[BEGIN SUPPLIED RECORDS]

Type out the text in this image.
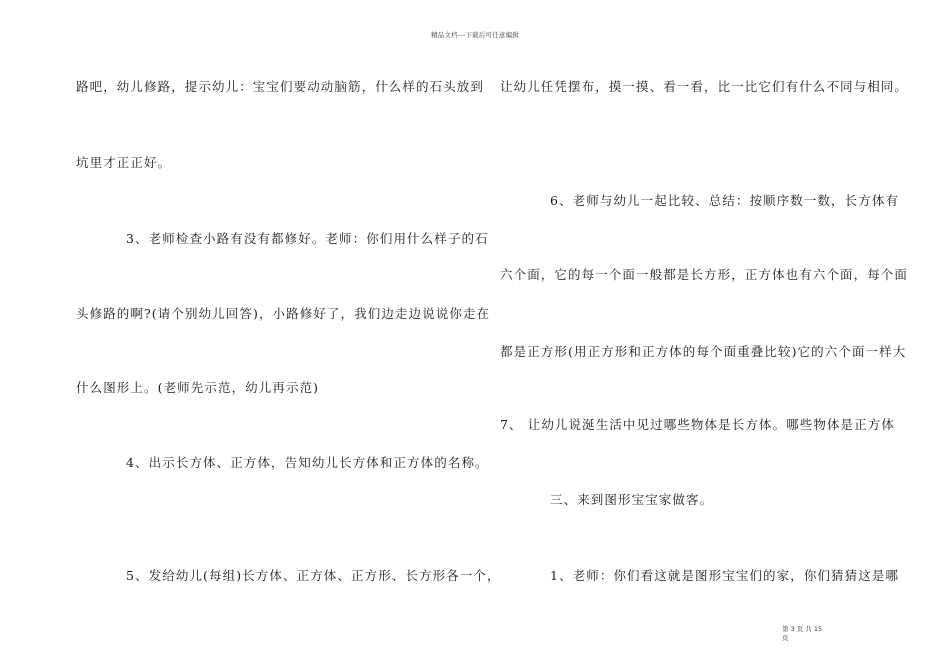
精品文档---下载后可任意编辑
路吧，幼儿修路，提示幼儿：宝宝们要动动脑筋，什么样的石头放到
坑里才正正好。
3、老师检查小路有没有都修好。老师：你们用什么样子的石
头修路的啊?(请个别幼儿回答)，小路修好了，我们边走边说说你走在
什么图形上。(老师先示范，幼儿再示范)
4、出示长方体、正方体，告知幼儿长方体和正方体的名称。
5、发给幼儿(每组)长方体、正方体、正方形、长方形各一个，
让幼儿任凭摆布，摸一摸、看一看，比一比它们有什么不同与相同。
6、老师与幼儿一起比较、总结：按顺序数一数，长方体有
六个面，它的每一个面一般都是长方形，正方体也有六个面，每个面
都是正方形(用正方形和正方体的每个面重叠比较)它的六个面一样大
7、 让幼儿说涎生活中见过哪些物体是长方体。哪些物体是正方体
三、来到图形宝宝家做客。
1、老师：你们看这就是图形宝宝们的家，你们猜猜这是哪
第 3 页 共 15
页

[END SUPPLIED RECORDS]

• **TASK BRIEF**
Transcribe the entries above verbatim, omitting their pictures.

• **OUTPUT OF THE TASK**
Type out the text in this image.
精品文档---下载后可任意编辑
路吧，幼儿修路，提示幼儿：宝宝们要动动脑筋，什么样的石头放到
坑里才正正好。
3、老师检查小路有没有都修好。老师：你们用什么样子的石
头修路的啊?(请个别幼儿回答)，小路修好了，我们边走边说说你走在
什么图形上。(老师先示范，幼儿再示范)
4、出示长方体、正方体，告知幼儿长方体和正方体的名称。
5、发给幼儿(每组)长方体、正方体、正方形、长方形各一个，
让幼儿任凭摆布，摸一摸、看一看，比一比它们有什么不同与相同。
6、老师与幼儿一起比较、总结：按顺序数一数，长方体有
六个面，它的每一个面一般都是长方形，正方体也有六个面，每个面
都是正方形(用正方形和正方体的每个面重叠比较)它的六个面一样大
7、 让幼儿说涎生活中见过哪些物体是长方体。哪些物体是正方体
三、来到图形宝宝家做客。
1、老师：你们看这就是图形宝宝们的家，你们猜猜这是哪
第 3 页 共 15
页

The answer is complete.